* Problem details
Within the data that follows, how many lines carry the string "распоряжении"? Give the number alone.

* Listed entries
════════════════════
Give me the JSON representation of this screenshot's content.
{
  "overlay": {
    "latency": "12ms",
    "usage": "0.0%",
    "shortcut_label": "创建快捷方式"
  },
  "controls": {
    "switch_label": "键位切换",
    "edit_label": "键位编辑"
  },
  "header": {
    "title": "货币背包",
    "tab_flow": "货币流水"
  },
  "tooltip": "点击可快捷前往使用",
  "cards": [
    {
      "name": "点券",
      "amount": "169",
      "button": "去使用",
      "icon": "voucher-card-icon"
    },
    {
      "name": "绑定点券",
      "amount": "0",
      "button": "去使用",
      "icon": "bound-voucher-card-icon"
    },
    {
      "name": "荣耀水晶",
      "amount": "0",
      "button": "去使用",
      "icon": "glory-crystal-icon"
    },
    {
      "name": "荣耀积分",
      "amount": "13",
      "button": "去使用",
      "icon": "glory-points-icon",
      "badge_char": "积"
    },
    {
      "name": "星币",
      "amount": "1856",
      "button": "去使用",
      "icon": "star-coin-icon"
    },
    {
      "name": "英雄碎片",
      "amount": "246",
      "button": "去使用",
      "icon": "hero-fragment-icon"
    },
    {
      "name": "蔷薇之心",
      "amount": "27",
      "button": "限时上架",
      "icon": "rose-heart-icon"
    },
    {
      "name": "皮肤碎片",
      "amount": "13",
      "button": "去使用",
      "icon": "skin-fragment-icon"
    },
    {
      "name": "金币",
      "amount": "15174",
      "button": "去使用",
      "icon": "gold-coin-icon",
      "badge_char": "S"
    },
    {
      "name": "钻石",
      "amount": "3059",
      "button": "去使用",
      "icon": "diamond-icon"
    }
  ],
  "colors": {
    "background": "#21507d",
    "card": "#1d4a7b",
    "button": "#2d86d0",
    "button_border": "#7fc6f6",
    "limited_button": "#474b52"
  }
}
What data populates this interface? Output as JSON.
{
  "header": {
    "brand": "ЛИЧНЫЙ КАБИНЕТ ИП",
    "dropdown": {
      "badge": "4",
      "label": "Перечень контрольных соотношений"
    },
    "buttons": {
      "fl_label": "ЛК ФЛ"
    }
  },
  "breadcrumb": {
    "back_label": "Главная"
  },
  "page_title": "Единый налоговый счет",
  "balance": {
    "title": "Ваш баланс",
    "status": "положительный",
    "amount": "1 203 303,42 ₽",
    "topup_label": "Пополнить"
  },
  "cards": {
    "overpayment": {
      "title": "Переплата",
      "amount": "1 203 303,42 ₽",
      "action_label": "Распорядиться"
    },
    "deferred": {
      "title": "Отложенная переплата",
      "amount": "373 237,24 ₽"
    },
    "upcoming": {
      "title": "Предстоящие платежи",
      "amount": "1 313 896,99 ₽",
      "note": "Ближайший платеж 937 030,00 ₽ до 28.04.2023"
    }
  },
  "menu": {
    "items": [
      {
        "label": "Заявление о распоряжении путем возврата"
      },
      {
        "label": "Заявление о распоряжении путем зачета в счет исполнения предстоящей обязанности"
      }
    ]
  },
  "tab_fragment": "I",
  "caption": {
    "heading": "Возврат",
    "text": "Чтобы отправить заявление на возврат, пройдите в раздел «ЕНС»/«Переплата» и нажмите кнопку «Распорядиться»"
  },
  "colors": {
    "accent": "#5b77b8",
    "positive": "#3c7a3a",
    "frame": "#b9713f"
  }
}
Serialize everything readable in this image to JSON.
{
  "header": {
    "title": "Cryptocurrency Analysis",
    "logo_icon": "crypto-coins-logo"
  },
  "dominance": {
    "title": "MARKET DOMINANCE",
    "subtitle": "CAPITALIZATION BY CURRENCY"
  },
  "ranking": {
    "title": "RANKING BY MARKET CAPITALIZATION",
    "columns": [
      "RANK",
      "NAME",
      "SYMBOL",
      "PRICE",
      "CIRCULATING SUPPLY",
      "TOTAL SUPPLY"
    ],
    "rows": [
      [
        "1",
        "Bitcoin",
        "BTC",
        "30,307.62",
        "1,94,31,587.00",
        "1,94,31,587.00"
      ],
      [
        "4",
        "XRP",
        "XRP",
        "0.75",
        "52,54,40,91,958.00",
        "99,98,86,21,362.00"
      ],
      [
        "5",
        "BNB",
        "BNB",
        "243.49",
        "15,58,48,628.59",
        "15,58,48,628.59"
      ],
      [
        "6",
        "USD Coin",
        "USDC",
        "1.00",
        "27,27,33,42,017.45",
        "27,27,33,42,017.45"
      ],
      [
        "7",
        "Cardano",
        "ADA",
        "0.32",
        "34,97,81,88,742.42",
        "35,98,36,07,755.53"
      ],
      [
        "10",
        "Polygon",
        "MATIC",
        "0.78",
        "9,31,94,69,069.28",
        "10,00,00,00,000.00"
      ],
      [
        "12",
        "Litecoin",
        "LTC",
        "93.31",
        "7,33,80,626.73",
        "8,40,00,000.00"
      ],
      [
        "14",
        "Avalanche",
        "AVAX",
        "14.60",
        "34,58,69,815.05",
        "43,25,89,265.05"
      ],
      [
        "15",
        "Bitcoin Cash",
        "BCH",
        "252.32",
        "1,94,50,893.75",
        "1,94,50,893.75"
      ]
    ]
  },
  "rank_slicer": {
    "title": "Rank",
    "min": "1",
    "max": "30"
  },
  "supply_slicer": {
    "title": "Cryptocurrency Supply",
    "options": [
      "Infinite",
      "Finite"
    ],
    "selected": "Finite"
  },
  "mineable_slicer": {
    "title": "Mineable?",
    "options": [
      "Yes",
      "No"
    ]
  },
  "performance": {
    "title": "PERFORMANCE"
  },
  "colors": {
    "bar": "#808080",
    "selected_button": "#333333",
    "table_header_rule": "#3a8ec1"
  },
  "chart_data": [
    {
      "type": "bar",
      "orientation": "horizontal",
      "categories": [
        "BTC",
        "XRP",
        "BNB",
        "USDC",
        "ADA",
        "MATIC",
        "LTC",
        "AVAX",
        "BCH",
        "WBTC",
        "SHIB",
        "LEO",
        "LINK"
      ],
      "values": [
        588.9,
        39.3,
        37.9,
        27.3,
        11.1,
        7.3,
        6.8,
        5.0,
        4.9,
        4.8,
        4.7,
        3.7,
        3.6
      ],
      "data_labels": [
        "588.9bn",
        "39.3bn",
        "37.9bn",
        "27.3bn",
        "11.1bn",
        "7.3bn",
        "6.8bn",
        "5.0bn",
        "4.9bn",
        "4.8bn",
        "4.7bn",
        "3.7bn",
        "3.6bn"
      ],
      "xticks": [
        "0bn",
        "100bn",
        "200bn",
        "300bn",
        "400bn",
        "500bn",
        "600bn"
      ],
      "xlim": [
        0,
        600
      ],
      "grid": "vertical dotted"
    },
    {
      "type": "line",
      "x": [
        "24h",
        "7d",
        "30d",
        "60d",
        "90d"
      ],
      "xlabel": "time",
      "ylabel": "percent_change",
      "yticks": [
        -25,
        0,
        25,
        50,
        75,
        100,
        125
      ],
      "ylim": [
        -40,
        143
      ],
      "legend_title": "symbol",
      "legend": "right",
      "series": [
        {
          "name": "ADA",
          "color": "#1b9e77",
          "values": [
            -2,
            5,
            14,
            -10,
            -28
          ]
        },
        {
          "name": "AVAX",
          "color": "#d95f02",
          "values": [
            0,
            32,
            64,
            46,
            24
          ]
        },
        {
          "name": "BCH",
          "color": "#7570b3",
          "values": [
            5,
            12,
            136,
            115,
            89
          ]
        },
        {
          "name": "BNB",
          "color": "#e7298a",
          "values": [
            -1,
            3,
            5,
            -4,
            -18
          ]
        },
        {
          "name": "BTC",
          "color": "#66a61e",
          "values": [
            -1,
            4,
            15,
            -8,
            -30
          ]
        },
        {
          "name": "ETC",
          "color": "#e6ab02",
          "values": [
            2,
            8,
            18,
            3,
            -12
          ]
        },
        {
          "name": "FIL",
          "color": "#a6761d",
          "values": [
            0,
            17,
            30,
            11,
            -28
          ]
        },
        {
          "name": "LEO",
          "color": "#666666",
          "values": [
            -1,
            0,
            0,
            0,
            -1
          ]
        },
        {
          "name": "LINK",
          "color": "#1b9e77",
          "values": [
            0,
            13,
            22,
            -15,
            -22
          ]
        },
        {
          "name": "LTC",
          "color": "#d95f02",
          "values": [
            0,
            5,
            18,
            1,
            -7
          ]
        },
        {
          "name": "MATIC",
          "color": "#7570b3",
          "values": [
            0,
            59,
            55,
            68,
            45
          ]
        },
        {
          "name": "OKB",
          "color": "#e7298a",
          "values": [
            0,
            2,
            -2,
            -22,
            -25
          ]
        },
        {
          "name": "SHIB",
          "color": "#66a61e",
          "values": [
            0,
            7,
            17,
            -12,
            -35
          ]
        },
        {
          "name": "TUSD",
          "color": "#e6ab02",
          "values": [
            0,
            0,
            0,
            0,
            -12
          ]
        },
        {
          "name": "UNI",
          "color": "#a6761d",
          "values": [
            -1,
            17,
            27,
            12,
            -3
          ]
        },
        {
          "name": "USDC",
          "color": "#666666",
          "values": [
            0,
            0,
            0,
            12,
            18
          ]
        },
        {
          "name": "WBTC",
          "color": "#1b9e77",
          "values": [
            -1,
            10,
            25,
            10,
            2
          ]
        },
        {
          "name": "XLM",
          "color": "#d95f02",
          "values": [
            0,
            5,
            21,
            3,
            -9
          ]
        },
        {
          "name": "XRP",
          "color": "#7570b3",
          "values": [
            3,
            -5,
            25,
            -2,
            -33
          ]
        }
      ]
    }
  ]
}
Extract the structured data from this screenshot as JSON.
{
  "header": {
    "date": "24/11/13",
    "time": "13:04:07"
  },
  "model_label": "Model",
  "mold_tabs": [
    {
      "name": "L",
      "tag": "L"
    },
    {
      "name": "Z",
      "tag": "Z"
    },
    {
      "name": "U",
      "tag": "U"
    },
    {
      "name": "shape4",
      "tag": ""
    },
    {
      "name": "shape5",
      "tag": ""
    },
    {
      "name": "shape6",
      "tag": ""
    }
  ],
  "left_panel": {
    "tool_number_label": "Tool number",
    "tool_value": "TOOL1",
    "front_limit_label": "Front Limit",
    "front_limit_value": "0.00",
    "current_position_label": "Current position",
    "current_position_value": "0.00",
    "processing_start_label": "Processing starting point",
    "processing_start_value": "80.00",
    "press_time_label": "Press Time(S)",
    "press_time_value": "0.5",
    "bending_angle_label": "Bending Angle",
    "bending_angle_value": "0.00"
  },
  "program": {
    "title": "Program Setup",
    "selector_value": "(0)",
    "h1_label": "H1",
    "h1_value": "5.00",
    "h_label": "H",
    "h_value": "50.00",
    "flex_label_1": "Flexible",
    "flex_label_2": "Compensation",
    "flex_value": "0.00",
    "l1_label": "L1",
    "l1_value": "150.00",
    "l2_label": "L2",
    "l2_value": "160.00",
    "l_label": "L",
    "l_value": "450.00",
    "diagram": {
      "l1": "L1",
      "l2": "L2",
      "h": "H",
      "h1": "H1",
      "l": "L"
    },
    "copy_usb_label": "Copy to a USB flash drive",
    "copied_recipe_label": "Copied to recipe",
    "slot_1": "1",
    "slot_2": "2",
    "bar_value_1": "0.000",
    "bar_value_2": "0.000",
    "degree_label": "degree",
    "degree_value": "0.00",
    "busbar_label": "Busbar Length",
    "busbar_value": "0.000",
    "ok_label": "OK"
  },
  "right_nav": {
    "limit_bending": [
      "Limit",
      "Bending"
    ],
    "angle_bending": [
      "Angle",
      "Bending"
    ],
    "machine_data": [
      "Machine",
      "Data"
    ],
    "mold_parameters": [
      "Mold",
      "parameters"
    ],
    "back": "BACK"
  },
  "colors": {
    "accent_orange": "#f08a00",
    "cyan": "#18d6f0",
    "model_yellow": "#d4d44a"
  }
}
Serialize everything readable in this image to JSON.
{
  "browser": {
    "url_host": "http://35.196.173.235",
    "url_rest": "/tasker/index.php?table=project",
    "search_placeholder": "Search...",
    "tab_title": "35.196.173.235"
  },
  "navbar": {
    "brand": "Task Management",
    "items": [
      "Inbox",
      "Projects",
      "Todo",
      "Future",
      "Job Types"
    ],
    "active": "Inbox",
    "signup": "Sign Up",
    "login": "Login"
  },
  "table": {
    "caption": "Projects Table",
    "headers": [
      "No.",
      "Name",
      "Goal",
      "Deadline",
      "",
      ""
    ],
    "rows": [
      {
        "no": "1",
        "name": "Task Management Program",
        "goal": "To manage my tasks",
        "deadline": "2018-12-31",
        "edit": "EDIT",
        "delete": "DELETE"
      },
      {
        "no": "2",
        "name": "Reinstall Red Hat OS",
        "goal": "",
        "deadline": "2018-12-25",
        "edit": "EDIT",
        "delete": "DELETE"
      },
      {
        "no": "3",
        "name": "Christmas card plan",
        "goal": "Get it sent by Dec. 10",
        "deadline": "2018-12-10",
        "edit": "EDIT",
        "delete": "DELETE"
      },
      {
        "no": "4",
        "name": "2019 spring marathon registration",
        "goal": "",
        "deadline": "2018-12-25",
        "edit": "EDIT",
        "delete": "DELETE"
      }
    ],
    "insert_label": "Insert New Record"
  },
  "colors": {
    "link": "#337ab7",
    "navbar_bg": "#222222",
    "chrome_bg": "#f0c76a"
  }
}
════════════════════
* Response
2